# EXERCICE A
D'après l'extrait sur la médecine et la Réforme protestante, que sont les compétences humaines, y compris médicales, selon Jean Calvin ?
# EXERCICE B
Poursuivez l'extrait sur la médecine et la Réforme protestante à partir de sa dernière phrase.

# EXTRAIT CHOISI
──────────
La Réforme pro­tes­tante, tout en reje­tant les invo­ca­tions païennes, a main­te­nu l’idée que la méde­cine est une voca­tion hono­rable. Jean Cal­vin sou­ligne que les com­pé­tences humaines, y com­pris médi­cales, sont des dons de Dieu des­ti­nés à pré­ser­ver la vie.

Dans son com­men­taire de l’Évangile, Cal­vin rap­pelle que les moyens ordi­naires — dont la méde­cine — font par­tie de la pro­vi­dence divine.

Ain­si, la tra­di­tion médi­cale occi­den­tale repose sur une double héri­tage : la sagesse médi­cale grecque et l’anthropologie biblique. Toutes deux convergent sur un point essen­tiel : la méde­cine est au ser­vice de la vie humaine et doit être exer­cée avec conscience, com­pé­tence et res­pon­sa­bi­li­té.
──────────
# JEU DE DONNÉES
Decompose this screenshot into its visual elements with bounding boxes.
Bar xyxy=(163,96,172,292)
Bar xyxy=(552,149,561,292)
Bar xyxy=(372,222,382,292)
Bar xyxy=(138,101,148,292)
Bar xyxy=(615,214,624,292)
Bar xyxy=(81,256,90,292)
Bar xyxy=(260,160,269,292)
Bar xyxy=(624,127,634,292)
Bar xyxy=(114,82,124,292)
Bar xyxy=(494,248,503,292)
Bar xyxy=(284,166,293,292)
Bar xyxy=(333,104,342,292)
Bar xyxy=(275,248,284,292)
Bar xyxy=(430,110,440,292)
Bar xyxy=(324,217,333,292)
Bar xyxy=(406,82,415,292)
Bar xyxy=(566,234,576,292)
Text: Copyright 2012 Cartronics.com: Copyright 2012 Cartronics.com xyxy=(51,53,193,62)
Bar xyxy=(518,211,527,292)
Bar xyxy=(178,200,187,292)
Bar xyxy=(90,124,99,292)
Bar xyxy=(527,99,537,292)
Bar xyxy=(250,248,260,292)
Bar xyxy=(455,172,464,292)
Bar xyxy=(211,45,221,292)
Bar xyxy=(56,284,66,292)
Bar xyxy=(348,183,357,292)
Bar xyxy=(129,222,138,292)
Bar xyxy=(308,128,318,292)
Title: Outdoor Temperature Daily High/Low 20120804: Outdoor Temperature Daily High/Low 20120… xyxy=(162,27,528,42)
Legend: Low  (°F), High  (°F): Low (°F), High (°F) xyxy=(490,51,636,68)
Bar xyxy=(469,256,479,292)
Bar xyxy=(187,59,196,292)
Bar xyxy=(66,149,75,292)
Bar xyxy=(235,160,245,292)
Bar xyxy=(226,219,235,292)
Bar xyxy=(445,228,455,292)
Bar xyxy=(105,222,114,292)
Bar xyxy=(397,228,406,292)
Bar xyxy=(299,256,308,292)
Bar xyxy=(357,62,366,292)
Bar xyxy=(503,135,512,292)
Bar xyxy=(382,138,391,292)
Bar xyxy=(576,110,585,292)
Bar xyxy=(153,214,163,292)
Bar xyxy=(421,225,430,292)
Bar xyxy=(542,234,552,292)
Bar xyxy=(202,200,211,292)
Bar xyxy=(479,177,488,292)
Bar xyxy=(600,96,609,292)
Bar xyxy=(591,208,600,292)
──────────
# RÉPONSE A
Des dons de Dieu destinés à préserver la vie.

# RÉPONSE B
Pour un soi­gnant chré­tien, cette conver­gence rap­pelle que l’acte médi­cal ne se limite pas à un geste tech­nique. Il s’inscrit dans une vision plus large de l’homme, de la vie et de la res­pon­sa­bi­li­té morale devant Dieu et devant les hommes.


Outils pédagogiques

1. Ques­tions pour ana­ly­ser les pré­sup­po­sés

  1. Sur quoi repose la digni­té de la vie humaine : sur l’utilité sociale, sur l’autonomie indi­vi­duelle, ou sur une valeur intrin­sèque de la per­sonne ?
  2. Le méde­cin est-il seule­ment un tech­ni­cien de la san­té ou un gar­dien de la vie humaine ?
  3. Si la méde­cine peut don­ner la mort (eutha­na­sie, sui­cide assis­té), reste-t-elle fidèle à sa voca­tion his­to­rique ?
  4. Le ser­ment d’Hippocrate exprime-t-il une simple tra­di­tion cultu­relle ou une forme de loi morale natu­relle ?
  5. Une socié­té peut-elle main­te­nir une éthique médi­cale stable si elle ne recon­naît plus la valeur objec­tive de la vie humaine ?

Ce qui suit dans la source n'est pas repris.